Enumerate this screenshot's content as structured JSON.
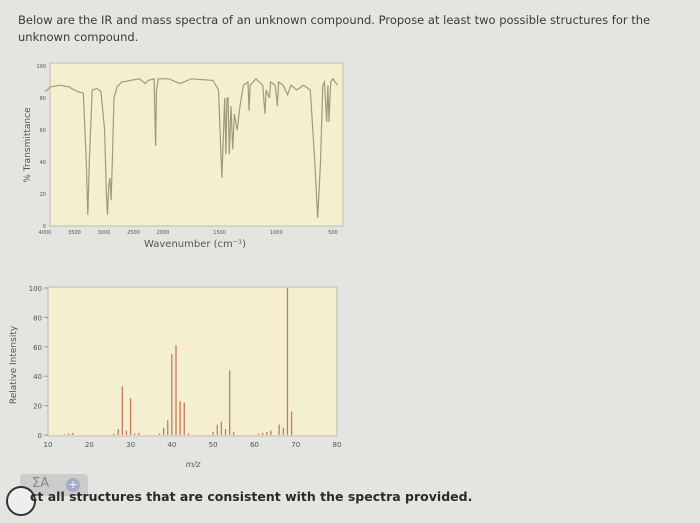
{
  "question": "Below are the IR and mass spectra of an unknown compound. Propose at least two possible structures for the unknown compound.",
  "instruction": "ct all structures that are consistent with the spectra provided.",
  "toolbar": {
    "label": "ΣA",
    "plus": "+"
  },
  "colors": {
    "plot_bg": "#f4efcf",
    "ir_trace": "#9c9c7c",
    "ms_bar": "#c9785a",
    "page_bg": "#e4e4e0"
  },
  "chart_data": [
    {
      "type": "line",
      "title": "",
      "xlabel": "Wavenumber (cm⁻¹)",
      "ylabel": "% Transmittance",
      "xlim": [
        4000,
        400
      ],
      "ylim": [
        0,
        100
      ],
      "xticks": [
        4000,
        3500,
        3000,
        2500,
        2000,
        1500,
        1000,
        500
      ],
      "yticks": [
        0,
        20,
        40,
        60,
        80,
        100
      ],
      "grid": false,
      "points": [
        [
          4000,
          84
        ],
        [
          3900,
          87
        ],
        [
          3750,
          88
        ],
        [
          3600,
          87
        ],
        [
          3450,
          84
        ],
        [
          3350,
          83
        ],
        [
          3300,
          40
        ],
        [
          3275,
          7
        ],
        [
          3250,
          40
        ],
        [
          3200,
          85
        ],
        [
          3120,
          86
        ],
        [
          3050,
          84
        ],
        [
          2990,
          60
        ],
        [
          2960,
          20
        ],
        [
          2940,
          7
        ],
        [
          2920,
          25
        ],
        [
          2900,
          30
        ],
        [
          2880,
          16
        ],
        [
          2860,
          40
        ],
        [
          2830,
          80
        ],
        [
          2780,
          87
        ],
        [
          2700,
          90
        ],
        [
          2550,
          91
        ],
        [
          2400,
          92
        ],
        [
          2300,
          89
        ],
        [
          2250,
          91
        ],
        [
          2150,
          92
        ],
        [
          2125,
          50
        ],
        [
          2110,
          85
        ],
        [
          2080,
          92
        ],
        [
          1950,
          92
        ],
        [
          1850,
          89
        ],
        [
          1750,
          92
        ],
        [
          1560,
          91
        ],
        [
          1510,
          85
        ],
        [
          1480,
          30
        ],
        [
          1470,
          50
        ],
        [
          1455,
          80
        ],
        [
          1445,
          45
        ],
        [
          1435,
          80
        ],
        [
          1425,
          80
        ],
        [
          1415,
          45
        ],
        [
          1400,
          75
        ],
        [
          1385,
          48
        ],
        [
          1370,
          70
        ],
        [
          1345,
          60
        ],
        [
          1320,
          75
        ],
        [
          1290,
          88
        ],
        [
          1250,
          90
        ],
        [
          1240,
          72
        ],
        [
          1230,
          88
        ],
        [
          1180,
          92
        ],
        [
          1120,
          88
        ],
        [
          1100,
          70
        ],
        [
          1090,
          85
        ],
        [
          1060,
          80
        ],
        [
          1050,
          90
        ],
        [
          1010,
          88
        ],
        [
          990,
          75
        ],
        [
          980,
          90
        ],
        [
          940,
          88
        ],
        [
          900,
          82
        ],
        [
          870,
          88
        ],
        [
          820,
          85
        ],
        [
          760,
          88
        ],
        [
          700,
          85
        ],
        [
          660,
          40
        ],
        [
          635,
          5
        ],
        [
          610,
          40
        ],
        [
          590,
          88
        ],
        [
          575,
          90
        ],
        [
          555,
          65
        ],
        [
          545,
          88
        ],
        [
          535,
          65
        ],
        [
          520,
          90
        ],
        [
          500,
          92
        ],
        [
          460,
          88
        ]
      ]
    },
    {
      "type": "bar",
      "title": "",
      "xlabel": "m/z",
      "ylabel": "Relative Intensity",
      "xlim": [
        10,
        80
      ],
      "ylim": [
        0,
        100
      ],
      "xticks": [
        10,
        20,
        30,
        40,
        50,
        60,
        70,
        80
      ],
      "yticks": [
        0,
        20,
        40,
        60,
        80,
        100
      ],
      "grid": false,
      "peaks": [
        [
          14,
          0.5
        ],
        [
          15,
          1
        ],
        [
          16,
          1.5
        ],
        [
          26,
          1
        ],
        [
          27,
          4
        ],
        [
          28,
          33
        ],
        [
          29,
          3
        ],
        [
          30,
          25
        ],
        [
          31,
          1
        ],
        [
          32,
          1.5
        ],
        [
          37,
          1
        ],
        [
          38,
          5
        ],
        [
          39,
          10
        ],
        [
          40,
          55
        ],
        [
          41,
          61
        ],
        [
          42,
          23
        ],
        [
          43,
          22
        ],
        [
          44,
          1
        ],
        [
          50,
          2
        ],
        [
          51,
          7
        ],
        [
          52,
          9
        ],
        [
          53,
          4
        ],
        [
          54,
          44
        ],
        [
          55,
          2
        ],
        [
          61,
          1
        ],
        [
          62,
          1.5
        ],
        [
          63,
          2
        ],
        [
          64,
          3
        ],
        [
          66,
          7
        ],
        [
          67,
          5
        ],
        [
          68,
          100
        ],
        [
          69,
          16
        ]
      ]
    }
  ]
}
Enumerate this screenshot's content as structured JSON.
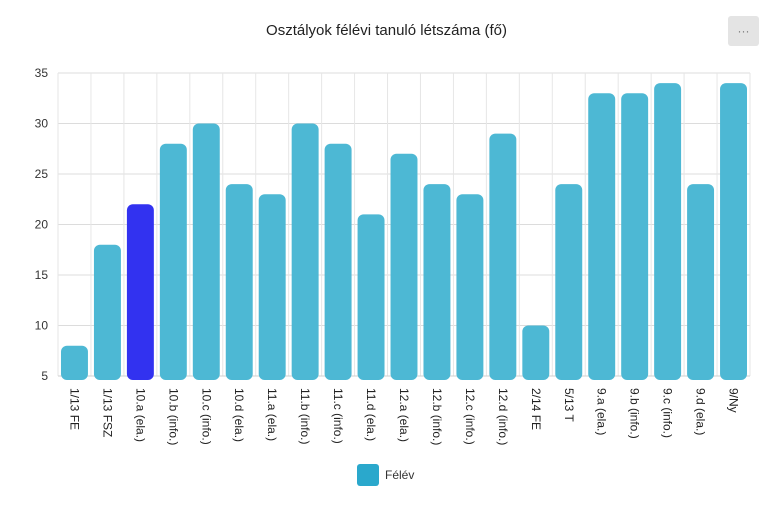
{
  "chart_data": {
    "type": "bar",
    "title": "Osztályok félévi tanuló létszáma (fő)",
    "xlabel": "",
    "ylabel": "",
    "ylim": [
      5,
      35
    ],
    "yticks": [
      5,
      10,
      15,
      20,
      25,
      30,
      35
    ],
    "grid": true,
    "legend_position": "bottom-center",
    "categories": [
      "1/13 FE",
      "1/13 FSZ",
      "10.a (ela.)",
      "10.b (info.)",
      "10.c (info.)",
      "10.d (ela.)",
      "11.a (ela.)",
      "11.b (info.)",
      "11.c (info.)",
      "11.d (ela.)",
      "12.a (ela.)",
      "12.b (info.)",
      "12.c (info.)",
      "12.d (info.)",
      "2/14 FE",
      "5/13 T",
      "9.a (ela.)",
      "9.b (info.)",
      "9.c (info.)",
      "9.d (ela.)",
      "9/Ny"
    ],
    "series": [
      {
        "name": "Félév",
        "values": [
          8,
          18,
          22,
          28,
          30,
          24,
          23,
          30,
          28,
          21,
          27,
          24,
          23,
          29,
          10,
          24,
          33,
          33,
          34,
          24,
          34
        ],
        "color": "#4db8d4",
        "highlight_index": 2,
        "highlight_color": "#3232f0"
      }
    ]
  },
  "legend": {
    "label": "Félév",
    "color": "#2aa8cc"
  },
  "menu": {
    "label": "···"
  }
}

* * *

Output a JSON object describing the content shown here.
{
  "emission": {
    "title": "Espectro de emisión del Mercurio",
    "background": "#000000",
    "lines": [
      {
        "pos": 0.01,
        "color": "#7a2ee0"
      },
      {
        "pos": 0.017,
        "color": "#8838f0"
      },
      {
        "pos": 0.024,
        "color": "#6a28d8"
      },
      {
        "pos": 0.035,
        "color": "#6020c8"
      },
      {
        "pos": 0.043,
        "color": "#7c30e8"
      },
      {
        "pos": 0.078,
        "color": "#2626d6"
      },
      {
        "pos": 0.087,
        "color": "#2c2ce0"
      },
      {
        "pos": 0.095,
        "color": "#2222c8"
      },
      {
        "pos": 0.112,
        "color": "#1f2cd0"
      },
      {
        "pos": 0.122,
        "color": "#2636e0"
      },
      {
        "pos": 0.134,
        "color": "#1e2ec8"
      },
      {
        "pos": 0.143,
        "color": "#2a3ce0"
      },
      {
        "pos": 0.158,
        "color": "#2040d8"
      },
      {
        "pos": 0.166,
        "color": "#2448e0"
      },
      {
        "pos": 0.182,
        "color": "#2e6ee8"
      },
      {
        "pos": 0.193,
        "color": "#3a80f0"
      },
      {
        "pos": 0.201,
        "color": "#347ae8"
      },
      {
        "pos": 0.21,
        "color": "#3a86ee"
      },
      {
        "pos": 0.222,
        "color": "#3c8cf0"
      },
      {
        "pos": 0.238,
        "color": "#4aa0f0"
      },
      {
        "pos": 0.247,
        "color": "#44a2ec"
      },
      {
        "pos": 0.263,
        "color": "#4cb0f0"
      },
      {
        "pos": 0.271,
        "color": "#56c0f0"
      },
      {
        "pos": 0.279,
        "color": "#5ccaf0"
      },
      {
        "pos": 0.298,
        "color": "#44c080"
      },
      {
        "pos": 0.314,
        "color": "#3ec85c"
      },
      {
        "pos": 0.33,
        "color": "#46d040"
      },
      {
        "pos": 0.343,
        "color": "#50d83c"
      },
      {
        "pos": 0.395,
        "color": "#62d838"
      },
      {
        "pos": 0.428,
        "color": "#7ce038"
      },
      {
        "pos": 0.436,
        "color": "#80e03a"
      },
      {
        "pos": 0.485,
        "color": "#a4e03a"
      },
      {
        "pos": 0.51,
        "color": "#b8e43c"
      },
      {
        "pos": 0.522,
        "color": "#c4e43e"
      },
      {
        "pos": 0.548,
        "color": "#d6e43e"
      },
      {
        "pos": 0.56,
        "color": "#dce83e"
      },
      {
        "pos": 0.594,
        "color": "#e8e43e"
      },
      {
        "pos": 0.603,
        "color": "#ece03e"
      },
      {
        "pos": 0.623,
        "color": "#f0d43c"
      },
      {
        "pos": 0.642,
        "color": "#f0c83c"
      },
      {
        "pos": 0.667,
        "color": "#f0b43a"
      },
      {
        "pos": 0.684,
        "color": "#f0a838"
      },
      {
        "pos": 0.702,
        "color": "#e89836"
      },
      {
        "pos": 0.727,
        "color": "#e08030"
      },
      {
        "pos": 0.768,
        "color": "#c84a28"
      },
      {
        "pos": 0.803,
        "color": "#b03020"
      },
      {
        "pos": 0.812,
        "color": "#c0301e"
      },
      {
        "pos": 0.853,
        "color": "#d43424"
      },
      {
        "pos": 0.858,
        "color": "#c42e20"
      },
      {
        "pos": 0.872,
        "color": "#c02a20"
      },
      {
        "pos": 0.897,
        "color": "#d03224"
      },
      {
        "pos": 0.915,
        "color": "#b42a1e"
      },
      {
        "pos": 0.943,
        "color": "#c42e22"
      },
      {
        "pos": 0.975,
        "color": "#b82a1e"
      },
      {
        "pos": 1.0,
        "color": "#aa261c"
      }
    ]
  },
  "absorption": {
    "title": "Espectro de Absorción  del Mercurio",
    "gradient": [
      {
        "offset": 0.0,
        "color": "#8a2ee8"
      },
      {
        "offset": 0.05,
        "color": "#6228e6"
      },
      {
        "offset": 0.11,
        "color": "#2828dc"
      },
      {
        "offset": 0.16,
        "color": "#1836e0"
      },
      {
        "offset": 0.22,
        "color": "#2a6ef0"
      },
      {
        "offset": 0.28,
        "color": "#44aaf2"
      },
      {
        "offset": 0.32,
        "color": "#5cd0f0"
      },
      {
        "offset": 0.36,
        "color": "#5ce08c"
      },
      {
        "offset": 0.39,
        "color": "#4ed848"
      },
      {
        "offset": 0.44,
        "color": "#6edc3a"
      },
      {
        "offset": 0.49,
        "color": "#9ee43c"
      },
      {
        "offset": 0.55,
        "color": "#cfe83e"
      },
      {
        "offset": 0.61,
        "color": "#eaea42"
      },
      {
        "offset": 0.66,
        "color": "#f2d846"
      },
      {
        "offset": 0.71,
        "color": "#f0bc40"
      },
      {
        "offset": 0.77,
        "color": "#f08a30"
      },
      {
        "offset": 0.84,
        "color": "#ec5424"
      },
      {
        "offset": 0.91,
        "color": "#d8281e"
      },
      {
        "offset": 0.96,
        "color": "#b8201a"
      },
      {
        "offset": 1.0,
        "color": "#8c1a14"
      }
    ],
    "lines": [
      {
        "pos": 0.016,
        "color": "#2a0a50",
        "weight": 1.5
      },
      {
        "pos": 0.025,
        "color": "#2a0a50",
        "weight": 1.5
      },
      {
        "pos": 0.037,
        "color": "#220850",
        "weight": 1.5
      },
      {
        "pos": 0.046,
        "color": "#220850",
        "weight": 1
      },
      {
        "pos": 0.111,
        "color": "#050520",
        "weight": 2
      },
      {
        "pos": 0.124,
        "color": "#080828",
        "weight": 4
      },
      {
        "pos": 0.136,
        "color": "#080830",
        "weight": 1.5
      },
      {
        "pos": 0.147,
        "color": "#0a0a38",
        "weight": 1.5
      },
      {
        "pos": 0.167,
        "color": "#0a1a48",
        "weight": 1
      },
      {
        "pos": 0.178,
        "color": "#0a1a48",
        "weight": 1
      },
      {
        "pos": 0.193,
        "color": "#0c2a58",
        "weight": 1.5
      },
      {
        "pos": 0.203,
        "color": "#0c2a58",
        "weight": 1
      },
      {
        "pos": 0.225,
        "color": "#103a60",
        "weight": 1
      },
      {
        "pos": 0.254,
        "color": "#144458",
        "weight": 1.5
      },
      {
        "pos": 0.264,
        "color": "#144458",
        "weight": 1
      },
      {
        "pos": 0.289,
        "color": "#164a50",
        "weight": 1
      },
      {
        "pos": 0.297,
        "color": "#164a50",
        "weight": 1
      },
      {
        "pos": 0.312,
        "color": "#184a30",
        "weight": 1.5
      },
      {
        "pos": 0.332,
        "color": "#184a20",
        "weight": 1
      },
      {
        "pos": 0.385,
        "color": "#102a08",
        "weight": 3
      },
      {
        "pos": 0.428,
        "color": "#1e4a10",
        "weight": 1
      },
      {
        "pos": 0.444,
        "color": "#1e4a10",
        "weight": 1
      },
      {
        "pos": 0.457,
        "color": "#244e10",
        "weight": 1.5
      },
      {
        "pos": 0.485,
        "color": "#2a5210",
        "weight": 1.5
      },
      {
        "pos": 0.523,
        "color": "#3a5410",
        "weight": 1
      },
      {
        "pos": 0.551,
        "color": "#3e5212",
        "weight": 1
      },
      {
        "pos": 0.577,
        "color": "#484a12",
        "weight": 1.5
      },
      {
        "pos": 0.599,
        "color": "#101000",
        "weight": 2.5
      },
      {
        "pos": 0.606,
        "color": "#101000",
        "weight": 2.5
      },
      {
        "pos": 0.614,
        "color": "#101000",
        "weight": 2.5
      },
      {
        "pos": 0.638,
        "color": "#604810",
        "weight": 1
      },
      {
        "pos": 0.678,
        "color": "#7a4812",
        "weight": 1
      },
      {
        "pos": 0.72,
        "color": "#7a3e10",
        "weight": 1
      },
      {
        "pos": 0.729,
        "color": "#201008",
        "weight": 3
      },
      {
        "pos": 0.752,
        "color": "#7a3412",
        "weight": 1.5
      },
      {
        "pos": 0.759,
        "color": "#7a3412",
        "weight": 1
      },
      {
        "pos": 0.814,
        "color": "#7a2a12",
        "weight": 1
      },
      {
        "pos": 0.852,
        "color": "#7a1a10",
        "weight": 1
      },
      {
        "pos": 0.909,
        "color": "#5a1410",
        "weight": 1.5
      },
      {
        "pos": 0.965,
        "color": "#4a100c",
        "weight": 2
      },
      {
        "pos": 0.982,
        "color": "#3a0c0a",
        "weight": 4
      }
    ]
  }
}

→ TASK BRIEF: Tally up the lines holding the string "ylabel" in this listing, and report the total alone.

→ SOLUTION TO THIS EXERCISE: 3